To do:
Scan the lines below for "this"; report the number of lines that contain it, and only that.

Input:
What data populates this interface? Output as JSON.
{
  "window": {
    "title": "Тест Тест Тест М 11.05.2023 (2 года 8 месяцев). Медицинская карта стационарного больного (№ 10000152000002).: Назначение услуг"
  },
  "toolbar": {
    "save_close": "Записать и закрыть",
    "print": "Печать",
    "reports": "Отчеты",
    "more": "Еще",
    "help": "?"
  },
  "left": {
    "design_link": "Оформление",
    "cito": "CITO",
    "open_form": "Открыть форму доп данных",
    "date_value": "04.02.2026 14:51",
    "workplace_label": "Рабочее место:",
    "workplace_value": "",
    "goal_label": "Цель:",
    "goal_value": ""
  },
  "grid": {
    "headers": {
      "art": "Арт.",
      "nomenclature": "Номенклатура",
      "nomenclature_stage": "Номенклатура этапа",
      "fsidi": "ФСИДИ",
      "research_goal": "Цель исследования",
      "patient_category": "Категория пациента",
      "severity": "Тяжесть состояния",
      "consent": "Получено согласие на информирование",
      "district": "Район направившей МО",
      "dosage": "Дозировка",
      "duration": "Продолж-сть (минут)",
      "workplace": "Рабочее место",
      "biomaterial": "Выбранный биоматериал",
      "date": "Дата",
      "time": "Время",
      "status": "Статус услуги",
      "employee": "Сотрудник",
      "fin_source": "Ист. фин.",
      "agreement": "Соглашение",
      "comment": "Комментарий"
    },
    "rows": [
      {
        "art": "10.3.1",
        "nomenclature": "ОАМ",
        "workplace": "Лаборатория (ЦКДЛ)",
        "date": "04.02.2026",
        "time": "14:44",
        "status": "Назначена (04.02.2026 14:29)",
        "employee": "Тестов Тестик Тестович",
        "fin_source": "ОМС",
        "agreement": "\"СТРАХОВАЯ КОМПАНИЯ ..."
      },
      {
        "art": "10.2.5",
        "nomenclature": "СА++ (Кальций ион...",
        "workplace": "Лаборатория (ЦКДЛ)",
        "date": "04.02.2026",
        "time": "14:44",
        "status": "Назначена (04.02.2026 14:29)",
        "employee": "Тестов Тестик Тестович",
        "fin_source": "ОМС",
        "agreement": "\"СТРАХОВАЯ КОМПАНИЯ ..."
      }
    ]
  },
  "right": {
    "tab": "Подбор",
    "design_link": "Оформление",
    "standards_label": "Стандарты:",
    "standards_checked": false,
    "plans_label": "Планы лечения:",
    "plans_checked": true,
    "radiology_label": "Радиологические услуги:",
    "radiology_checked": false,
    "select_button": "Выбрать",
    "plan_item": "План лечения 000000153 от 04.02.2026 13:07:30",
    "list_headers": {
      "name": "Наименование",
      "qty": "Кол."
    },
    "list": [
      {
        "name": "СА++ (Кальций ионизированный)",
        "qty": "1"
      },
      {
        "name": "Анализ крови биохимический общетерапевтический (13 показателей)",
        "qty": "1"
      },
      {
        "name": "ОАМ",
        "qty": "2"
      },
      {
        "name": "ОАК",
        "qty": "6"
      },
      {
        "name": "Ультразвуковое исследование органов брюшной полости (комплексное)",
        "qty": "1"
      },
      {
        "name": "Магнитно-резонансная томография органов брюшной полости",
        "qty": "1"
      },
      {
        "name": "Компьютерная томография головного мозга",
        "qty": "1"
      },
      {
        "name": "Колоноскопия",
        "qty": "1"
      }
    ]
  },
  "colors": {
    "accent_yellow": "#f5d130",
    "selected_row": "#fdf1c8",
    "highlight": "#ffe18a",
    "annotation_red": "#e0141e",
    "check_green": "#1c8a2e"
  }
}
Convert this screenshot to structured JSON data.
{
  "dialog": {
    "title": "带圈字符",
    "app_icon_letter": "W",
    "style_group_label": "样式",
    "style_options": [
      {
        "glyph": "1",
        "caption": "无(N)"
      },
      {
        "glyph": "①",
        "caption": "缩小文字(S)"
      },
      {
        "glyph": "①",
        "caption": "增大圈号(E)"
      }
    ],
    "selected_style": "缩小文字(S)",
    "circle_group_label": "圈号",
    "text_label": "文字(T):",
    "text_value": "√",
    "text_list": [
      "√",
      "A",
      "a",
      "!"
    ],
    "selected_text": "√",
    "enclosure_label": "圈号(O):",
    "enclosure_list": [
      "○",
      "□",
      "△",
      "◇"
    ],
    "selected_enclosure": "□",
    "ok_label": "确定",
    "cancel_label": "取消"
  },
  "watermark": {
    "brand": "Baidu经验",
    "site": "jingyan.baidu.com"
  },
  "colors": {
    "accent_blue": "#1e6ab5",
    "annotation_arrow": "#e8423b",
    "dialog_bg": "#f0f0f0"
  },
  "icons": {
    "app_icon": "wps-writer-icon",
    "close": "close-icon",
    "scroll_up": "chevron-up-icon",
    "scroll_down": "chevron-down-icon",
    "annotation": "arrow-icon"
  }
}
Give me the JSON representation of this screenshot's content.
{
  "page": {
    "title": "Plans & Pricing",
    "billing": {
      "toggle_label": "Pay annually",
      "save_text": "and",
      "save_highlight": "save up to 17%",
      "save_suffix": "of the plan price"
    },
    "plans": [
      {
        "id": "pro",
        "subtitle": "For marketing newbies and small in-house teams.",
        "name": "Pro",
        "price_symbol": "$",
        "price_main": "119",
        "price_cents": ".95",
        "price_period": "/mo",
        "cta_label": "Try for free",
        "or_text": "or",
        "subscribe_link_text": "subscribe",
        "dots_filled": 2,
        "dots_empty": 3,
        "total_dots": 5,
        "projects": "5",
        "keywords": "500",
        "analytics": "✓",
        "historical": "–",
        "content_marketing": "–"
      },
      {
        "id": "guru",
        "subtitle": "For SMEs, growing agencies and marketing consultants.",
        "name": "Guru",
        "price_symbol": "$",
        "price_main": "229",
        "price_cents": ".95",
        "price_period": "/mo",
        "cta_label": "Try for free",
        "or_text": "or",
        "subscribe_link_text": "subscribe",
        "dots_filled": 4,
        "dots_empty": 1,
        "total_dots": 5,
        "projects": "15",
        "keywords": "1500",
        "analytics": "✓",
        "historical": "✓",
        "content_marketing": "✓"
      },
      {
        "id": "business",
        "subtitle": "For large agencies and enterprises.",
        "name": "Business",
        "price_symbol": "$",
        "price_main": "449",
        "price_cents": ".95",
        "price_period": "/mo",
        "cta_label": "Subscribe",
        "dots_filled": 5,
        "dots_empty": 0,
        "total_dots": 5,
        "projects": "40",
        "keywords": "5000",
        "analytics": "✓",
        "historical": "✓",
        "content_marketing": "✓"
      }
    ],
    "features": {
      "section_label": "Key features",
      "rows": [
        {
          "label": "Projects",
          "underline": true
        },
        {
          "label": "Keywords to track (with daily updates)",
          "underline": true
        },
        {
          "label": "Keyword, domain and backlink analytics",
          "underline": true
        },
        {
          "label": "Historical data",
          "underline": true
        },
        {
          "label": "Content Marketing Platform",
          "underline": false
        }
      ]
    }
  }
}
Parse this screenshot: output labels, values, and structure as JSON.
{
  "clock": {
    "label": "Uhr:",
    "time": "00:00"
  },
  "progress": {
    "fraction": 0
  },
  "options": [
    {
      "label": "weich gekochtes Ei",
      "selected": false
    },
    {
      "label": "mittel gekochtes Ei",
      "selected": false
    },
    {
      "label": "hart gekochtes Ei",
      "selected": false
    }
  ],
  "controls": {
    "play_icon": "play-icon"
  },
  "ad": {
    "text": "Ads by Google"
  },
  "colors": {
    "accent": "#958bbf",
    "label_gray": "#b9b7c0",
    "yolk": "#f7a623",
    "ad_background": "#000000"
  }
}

Exercise solution:
4